Data supplied:
#####
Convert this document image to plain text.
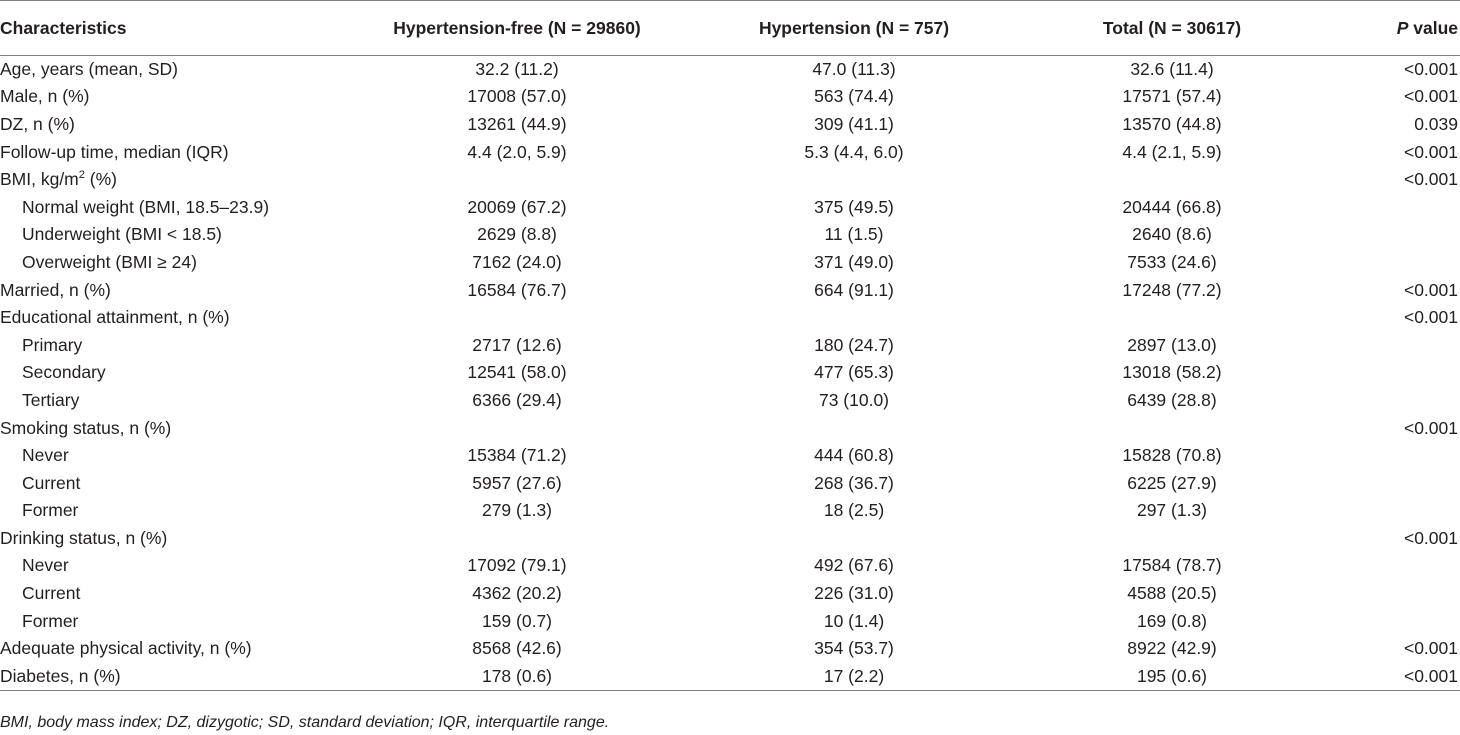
Characteristics	Hypertension-free (N = 29860)	Hypertension (N = 757)	Total (N = 30617)	P value
Age, years (mean, SD)	32.2 (11.2)	47.0 (11.3)	32.6 (11.4)	<0.001
Male, n (%)	17008 (57.0)	563 (74.4)	17571 (57.4)	<0.001
DZ, n (%)	13261 (44.9)	309 (41.1)	13570 (44.8)	0.039
Follow-up time, median (IQR)	4.4 (2.0, 5.9)	5.3 (4.4, 6.0)	4.4 (2.1, 5.9)	<0.001
BMI, $kg/m^2$ (%)				<0.001
Normal weight (BMI, 18.5–23.9)	20069 (67.2)	375 (49.5)	20444 (66.8)	
Underweight (BMI < 18.5)	2629 (8.8)	11 (1.5)	2640 (8.6)	
Overweight (BMI ≥ 24)	7162 (24.0)	371 (49.0)	7533 (24.6)	
Married, n (%)	16584 (76.7)	664 (91.1)	17248 (77.2)	<0.001
Educational attainment, n (%)				<0.001
Primary	2717 (12.6)	180 (24.7)	2897 (13.0)	
Secondary	12541 (58.0)	477 (65.3)	13018 (58.2)	
Tertiary	6366 (29.4)	73 (10.0)	6439 (28.8)	
Smoking status, n (%)				<0.001
Never	15384 (71.2)	444 (60.8)	15828 (70.8)	
Current	5957 (27.6)	268 (36.7)	6225 (27.9)	
Former	279 (1.3)	18 (2.5)	297 (1.3)	
Drinking status, n (%)				<0.001
Never	17092 (79.1)	492 (67.6)	17584 (78.7)	
Current	4362 (20.2)	226 (31.0)	4588 (20.5)	
Former	159 (0.7)	10 (1.4)	169 (0.8)	
Adequate physical activity, n (%)	8568 (42.6)	354 (53.7)	8922 (42.9)	<0.001
Diabetes, n (%)	178 (0.6)	17 (2.2)	195 (0.6)	<0.001
BMI, body mass index; DZ, dizygotic; SD, standard deviation; IQR, interquartile range.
#####
Written problem: Collect each line holding the string "Never".

Result of this exercise:
Never	15384 (71.2)	444 (60.8)	15828 (70.8)	
Never	17092 (79.1)	492 (67.6)	17584 (78.7)	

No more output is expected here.